• _STATED GOAL_:
Every line of the material is to be repeated exactly as it stands.

• _GIVEN RECORDS_:
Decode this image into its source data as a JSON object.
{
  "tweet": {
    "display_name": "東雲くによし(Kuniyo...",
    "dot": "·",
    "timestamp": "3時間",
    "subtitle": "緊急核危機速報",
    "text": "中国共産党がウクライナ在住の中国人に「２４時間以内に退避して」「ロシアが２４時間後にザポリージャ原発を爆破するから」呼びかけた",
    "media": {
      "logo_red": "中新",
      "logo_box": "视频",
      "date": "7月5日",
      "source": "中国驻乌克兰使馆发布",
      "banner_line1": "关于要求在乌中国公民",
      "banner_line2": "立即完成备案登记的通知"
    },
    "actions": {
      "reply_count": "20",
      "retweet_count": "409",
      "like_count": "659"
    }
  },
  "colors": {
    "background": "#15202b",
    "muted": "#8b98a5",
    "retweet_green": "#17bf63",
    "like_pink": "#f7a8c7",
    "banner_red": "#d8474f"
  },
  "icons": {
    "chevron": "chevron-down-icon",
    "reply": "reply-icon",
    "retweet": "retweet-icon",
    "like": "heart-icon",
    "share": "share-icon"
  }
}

• _EXERCISE SOLUTION_:
Decode this image into its source data as a JSON object.
{
  "tweet": {
    "display_name": "東雲くによし(Kuniyo...",
    "dot": "·",
    "timestamp": "3時間",
    "subtitle": "緊急核危機速報",
    "text": "中国共産党がウクライナ在住の中国人に「２４時間以内に退避して」「ロシアが２４時間後にザポリージャ原発を爆破するから」呼びかけた",
    "media": {
      "logo_red": "中新",
      "logo_box": "视频",
      "date": "7月5日",
      "source": "中国驻乌克兰使馆发布",
      "banner_line1": "关于要求在乌中国公民",
      "banner_line2": "立即完成备案登记的通知"
    },
    "actions": {
      "reply_count": "20",
      "retweet_count": "409",
      "like_count": "659"
    }
  },
  "colors": {
    "background": "#15202b",
    "muted": "#8b98a5",
    "retweet_green": "#17bf63",
    "like_pink": "#f7a8c7",
    "banner_red": "#d8474f"
  },
  "icons": {
    "chevron": "chevron-down-icon",
    "reply": "reply-icon",
    "retweet": "retweet-icon",
    "like": "heart-icon",
    "share": "share-icon"
  }
}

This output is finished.